BEGIN Extracted data
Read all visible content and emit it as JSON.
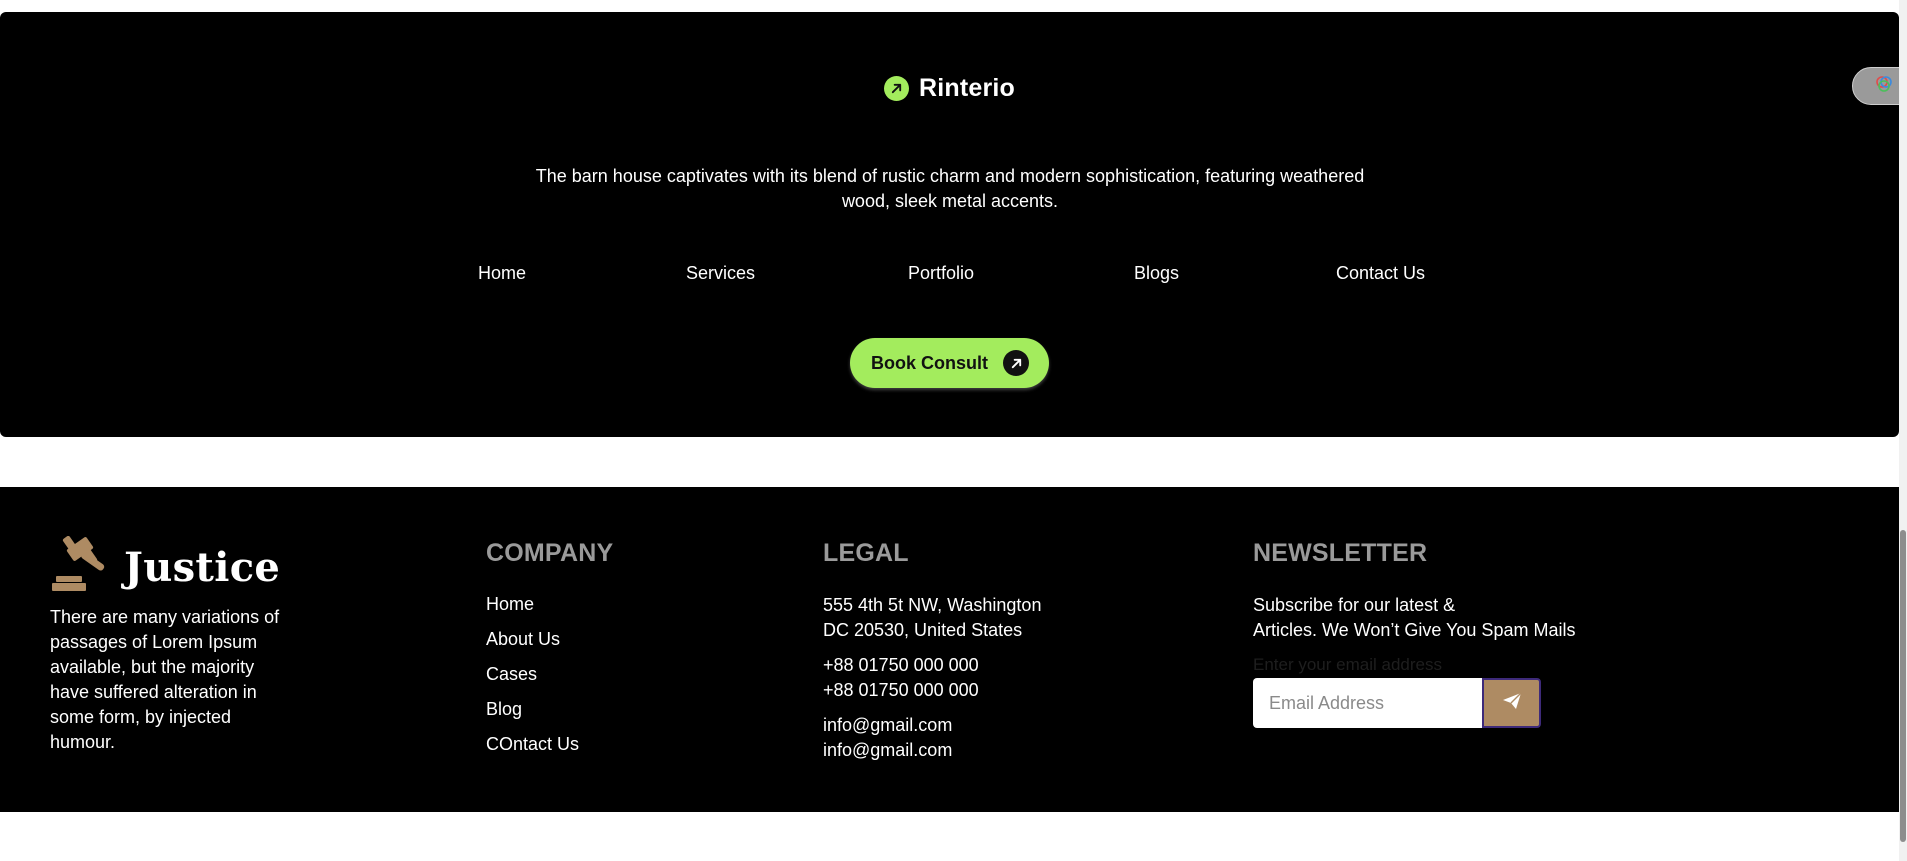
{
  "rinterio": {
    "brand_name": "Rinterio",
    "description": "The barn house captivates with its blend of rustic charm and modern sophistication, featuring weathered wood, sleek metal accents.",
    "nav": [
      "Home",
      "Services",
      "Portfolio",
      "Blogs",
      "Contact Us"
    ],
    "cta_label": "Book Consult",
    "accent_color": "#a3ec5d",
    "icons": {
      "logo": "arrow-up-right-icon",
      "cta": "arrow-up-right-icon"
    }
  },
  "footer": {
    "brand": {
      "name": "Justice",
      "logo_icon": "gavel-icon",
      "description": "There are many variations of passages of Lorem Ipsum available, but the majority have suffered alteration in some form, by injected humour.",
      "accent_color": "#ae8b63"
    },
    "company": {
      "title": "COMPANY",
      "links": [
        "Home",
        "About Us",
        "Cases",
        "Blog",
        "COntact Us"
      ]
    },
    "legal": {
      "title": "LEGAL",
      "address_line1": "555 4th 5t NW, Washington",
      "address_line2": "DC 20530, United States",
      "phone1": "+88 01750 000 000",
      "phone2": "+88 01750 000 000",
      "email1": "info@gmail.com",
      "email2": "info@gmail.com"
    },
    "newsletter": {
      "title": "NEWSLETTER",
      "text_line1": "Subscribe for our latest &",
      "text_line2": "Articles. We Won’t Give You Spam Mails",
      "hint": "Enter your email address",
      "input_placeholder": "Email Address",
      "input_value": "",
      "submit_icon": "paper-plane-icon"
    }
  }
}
END Extracted data
BEGIN Extracted data
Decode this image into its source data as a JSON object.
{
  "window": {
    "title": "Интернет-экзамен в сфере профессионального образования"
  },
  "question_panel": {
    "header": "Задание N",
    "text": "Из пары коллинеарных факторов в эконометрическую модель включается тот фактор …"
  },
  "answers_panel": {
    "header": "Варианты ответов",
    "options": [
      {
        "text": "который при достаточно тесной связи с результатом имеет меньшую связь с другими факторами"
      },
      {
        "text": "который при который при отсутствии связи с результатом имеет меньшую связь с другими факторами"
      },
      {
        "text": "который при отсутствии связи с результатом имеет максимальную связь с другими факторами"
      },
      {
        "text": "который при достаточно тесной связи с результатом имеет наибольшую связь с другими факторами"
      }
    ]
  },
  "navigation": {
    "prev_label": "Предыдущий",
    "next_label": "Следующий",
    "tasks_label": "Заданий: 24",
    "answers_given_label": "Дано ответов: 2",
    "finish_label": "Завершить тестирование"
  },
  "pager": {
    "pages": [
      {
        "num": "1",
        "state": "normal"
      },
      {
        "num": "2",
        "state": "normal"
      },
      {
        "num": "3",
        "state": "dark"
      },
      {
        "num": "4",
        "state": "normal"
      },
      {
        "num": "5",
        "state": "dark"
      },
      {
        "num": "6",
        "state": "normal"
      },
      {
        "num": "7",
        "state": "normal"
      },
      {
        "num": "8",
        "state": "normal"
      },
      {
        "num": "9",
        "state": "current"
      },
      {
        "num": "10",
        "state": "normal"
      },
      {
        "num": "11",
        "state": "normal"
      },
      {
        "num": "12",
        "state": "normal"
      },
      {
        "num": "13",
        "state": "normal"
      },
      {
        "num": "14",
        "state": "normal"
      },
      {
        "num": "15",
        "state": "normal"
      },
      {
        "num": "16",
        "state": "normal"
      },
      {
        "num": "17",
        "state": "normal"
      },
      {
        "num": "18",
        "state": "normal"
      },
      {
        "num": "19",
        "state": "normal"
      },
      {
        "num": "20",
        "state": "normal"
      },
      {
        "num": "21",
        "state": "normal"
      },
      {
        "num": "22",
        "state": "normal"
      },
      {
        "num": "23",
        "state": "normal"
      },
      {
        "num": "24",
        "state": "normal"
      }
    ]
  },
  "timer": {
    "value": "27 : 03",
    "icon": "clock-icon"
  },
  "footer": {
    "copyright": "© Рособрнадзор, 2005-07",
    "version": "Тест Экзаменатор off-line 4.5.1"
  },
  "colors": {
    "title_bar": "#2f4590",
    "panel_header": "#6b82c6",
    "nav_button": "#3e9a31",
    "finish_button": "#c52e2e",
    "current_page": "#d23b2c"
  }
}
END Extracted data
*Exercise aim*. Out of the material above, select every line that holds the string "JSON".

*Complete response*.
Read all visible content and emit it as JSON.
Decode this image into its source data as a JSON object.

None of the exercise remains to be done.